Entries from a dataset:
__________

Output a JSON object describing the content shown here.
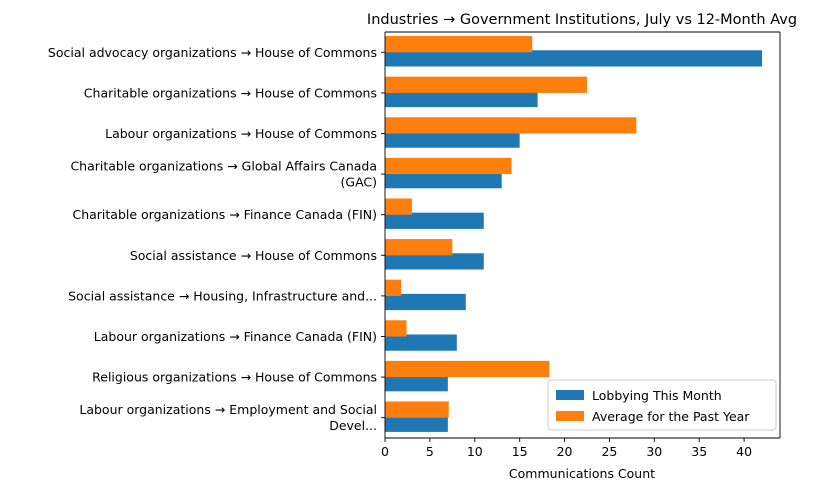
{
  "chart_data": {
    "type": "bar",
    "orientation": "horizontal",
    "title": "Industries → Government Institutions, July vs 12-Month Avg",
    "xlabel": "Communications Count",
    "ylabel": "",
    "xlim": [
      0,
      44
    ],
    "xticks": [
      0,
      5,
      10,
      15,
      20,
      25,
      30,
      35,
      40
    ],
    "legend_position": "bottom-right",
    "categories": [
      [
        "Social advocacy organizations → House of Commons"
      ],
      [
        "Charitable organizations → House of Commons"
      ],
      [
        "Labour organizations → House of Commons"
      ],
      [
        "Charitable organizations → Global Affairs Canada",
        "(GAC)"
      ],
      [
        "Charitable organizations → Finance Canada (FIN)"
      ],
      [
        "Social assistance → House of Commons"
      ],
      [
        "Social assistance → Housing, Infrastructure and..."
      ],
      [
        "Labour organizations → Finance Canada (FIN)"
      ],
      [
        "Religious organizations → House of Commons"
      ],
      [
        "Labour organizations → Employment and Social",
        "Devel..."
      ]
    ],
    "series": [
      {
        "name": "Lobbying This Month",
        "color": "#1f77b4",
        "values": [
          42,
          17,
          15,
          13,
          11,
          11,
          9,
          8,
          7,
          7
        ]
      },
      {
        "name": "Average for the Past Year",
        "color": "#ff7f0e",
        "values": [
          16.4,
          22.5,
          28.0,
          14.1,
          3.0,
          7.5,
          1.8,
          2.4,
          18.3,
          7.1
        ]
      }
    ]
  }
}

__________

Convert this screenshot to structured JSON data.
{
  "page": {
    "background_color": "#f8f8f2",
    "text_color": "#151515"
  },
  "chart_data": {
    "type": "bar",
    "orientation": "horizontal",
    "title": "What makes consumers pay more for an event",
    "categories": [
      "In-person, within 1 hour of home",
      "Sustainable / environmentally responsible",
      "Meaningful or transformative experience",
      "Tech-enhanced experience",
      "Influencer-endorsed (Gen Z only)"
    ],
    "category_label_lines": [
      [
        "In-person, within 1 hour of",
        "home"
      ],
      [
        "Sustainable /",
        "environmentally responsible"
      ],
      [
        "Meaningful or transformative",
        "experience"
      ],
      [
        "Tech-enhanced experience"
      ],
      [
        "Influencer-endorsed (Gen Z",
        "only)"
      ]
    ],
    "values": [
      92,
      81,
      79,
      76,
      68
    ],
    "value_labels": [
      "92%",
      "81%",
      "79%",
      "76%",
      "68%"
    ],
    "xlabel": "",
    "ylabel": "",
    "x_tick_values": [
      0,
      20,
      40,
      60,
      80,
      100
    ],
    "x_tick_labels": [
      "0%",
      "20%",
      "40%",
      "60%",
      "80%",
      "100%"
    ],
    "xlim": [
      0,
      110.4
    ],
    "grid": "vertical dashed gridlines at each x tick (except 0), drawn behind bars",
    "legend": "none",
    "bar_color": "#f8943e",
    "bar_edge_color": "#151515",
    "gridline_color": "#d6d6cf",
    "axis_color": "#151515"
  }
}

__________

Across all the entries, count the lines that contain the word "person" and give the number by itself.

2